## RECORD LIST
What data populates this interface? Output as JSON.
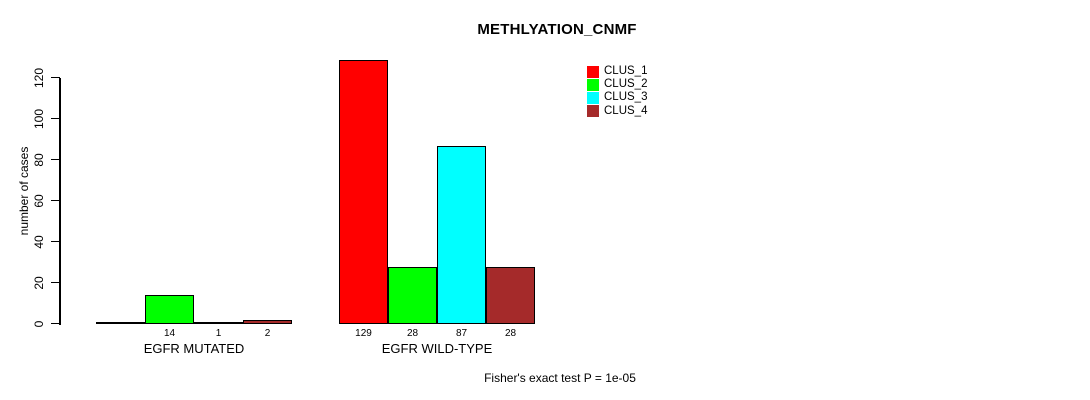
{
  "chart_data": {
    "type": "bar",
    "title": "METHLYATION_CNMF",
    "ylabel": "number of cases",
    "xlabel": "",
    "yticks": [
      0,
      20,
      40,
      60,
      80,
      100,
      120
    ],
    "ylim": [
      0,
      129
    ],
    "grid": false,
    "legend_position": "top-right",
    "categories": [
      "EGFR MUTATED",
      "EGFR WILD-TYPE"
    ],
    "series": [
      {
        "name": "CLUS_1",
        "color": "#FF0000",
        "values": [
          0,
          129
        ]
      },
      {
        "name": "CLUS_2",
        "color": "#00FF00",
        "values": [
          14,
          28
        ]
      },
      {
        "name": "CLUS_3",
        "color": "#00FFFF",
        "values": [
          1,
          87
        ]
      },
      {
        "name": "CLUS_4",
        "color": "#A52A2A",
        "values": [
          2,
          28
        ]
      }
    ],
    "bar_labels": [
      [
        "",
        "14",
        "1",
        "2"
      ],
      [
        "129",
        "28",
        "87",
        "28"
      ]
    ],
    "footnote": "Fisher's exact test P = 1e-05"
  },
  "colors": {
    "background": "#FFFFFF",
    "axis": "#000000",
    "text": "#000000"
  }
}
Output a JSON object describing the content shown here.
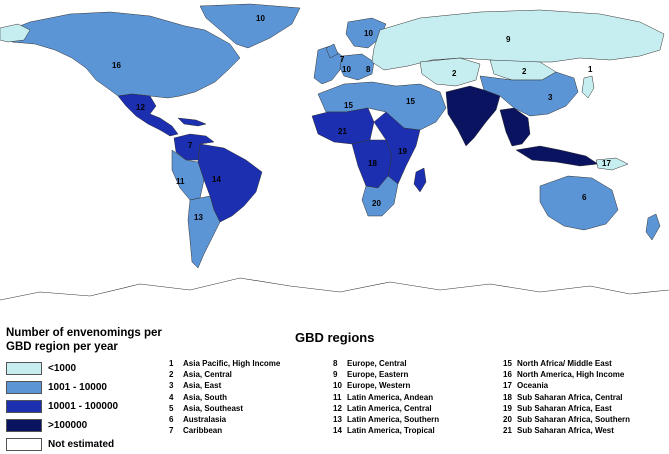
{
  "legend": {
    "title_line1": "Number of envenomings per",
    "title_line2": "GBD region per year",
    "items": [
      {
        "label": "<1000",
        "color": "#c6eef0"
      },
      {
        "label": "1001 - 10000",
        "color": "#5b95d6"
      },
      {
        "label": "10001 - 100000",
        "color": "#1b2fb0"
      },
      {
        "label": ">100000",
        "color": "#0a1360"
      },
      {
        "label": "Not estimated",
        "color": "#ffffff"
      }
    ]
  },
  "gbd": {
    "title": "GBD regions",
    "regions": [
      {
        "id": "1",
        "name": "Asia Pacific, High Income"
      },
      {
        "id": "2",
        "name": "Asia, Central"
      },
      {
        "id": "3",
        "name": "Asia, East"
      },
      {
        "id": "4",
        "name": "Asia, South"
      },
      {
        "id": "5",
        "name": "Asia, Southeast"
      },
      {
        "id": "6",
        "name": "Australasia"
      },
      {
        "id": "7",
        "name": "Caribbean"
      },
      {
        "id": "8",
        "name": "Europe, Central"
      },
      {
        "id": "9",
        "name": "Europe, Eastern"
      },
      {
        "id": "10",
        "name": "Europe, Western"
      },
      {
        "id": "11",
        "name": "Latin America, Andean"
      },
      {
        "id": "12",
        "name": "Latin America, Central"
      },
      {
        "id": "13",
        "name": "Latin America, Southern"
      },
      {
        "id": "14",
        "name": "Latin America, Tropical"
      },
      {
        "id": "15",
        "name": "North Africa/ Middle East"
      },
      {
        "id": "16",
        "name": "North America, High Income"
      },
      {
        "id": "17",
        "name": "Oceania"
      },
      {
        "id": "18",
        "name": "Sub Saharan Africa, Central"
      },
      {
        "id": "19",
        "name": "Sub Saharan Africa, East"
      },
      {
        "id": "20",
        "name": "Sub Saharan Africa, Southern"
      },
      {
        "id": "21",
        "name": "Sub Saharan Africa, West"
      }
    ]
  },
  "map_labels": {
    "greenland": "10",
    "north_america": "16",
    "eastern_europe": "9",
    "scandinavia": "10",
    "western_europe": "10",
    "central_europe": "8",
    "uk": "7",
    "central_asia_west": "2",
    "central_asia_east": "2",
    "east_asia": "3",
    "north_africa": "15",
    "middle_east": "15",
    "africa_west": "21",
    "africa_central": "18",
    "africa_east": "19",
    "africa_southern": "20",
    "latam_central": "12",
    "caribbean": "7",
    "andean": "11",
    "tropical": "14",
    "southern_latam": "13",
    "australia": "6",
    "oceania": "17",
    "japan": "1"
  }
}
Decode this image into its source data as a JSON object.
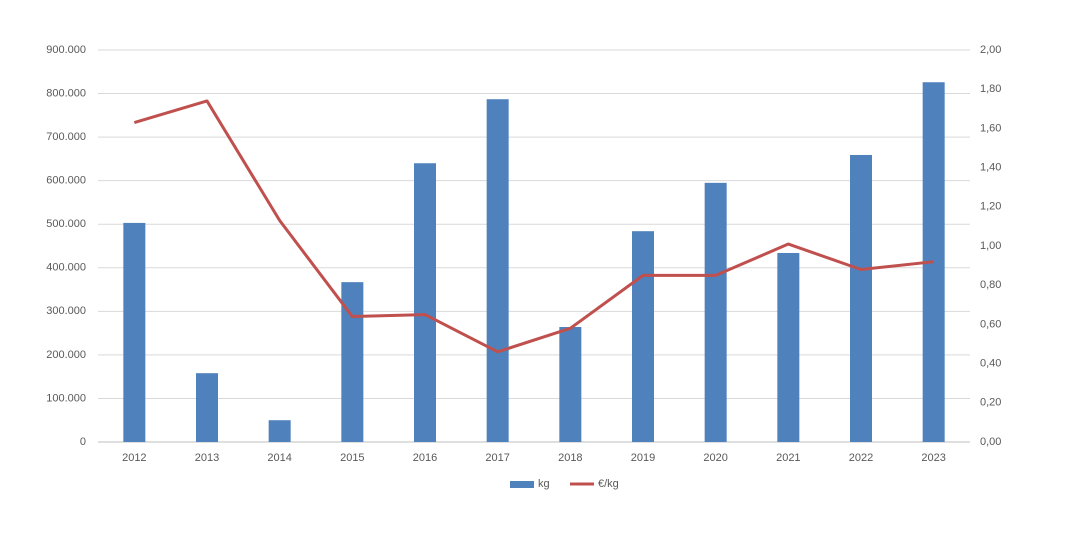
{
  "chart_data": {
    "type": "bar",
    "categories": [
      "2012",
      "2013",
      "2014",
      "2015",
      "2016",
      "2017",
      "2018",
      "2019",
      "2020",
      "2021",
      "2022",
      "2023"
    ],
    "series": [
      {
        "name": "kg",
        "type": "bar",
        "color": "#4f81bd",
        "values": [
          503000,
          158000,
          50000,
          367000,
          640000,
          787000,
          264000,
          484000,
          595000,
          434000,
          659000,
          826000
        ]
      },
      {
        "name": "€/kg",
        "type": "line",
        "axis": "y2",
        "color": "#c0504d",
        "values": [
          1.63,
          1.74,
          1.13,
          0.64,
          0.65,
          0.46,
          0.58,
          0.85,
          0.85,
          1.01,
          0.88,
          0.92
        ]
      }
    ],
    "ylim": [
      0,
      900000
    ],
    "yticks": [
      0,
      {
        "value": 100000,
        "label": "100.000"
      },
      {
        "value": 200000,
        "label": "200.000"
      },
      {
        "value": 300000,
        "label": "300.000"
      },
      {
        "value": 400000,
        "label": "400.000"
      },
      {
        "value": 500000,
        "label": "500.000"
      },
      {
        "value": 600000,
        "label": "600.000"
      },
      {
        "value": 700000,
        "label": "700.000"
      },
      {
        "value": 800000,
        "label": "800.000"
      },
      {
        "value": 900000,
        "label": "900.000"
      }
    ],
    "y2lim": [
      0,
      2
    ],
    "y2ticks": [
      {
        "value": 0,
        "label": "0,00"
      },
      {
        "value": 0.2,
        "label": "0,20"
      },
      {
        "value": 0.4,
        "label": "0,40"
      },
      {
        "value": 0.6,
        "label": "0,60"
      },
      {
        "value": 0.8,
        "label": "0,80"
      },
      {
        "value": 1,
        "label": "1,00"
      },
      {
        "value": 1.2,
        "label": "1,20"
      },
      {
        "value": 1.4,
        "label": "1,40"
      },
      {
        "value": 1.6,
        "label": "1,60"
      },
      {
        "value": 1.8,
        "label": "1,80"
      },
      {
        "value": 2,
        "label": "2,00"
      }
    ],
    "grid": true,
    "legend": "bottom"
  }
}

## TO DO
All of the lines above should be retyped precisely, apart from the pictures.

## TASK RESULT
What data populates this interface? Output as JSON.
{
  "chart_data": {
    "type": "bar",
    "title": "METHLYATION_CNMF",
    "ylabel": "number of cases",
    "xlabel": "",
    "yticks": [
      0,
      20,
      40,
      60,
      80,
      100,
      120
    ],
    "ylim": [
      0,
      129
    ],
    "grid": false,
    "legend_position": "top-right",
    "categories": [
      "EGFR MUTATED",
      "EGFR WILD-TYPE"
    ],
    "series": [
      {
        "name": "CLUS_1",
        "color": "#FF0000",
        "values": [
          0,
          129
        ]
      },
      {
        "name": "CLUS_2",
        "color": "#00FF00",
        "values": [
          14,
          28
        ]
      },
      {
        "name": "CLUS_3",
        "color": "#00FFFF",
        "values": [
          1,
          87
        ]
      },
      {
        "name": "CLUS_4",
        "color": "#A52A2A",
        "values": [
          2,
          28
        ]
      }
    ],
    "bar_labels": [
      [
        "",
        "14",
        "1",
        "2"
      ],
      [
        "129",
        "28",
        "87",
        "28"
      ]
    ],
    "footnote": "Fisher's exact test P = 1e-05"
  },
  "colors": {
    "background": "#FFFFFF",
    "axis": "#000000",
    "text": "#000000"
  }
}
Output a JSON object describing the content shown here.
{
  "legend": {
    "title_line1": "Number of envenomings per",
    "title_line2": "GBD region per year",
    "items": [
      {
        "label": "<1000",
        "color": "#c6eef0"
      },
      {
        "label": "1001 - 10000",
        "color": "#5b95d6"
      },
      {
        "label": "10001 - 100000",
        "color": "#1b2fb0"
      },
      {
        "label": ">100000",
        "color": "#0a1360"
      },
      {
        "label": "Not estimated",
        "color": "#ffffff"
      }
    ]
  },
  "gbd": {
    "title": "GBD regions",
    "regions": [
      {
        "id": "1",
        "name": "Asia Pacific, High Income"
      },
      {
        "id": "2",
        "name": "Asia, Central"
      },
      {
        "id": "3",
        "name": "Asia, East"
      },
      {
        "id": "4",
        "name": "Asia, South"
      },
      {
        "id": "5",
        "name": "Asia, Southeast"
      },
      {
        "id": "6",
        "name": "Australasia"
      },
      {
        "id": "7",
        "name": "Caribbean"
      },
      {
        "id": "8",
        "name": "Europe, Central"
      },
      {
        "id": "9",
        "name": "Europe, Eastern"
      },
      {
        "id": "10",
        "name": "Europe, Western"
      },
      {
        "id": "11",
        "name": "Latin America, Andean"
      },
      {
        "id": "12",
        "name": "Latin America, Central"
      },
      {
        "id": "13",
        "name": "Latin America, Southern"
      },
      {
        "id": "14",
        "name": "Latin America, Tropical"
      },
      {
        "id": "15",
        "name": "North Africa/ Middle East"
      },
      {
        "id": "16",
        "name": "North America, High Income"
      },
      {
        "id": "17",
        "name": "Oceania"
      },
      {
        "id": "18",
        "name": "Sub Saharan Africa, Central"
      },
      {
        "id": "19",
        "name": "Sub Saharan Africa, East"
      },
      {
        "id": "20",
        "name": "Sub Saharan Africa, Southern"
      },
      {
        "id": "21",
        "name": "Sub Saharan Africa, West"
      }
    ]
  },
  "map_labels": {
    "greenland": "10",
    "north_america": "16",
    "eastern_europe": "9",
    "scandinavia": "10",
    "western_europe": "10",
    "central_europe": "8",
    "uk": "7",
    "central_asia_west": "2",
    "central_asia_east": "2",
    "east_asia": "3",
    "north_africa": "15",
    "middle_east": "15",
    "africa_west": "21",
    "africa_central": "18",
    "africa_east": "19",
    "africa_southern": "20",
    "latam_central": "12",
    "caribbean": "7",
    "andean": "11",
    "tropical": "14",
    "southern_latam": "13",
    "australia": "6",
    "oceania": "17",
    "japan": "1"
  }
}
Decode this image into its source data as a JSON object.
{
  "chart_data": {
    "type": "bar",
    "categories": [
      "2012",
      "2013",
      "2014",
      "2015",
      "2016",
      "2017",
      "2018",
      "2019",
      "2020",
      "2021",
      "2022",
      "2023"
    ],
    "series": [
      {
        "name": "kg",
        "type": "bar",
        "color": "#4f81bd",
        "values": [
          503000,
          158000,
          50000,
          367000,
          640000,
          787000,
          264000,
          484000,
          595000,
          434000,
          659000,
          826000
        ]
      },
      {
        "name": "€/kg",
        "type": "line",
        "axis": "y2",
        "color": "#c0504d",
        "values": [
          1.63,
          1.74,
          1.13,
          0.64,
          0.65,
          0.46,
          0.58,
          0.85,
          0.85,
          1.01,
          0.88,
          0.92
        ]
      }
    ],
    "ylim": [
      0,
      900000
    ],
    "yticks": [
      0,
      {
        "value": 100000,
        "label": "100.000"
      },
      {
        "value": 200000,
        "label": "200.000"
      },
      {
        "value": 300000,
        "label": "300.000"
      },
      {
        "value": 400000,
        "label": "400.000"
      },
      {
        "value": 500000,
        "label": "500.000"
      },
      {
        "value": 600000,
        "label": "600.000"
      },
      {
        "value": 700000,
        "label": "700.000"
      },
      {
        "value": 800000,
        "label": "800.000"
      },
      {
        "value": 900000,
        "label": "900.000"
      }
    ],
    "y2lim": [
      0,
      2
    ],
    "y2ticks": [
      {
        "value": 0,
        "label": "0,00"
      },
      {
        "value": 0.2,
        "label": "0,20"
      },
      {
        "value": 0.4,
        "label": "0,40"
      },
      {
        "value": 0.6,
        "label": "0,60"
      },
      {
        "value": 0.8,
        "label": "0,80"
      },
      {
        "value": 1,
        "label": "1,00"
      },
      {
        "value": 1.2,
        "label": "1,20"
      },
      {
        "value": 1.4,
        "label": "1,40"
      },
      {
        "value": 1.6,
        "label": "1,60"
      },
      {
        "value": 1.8,
        "label": "1,80"
      },
      {
        "value": 2,
        "label": "2,00"
      }
    ],
    "grid": true,
    "legend": "bottom"
  }
}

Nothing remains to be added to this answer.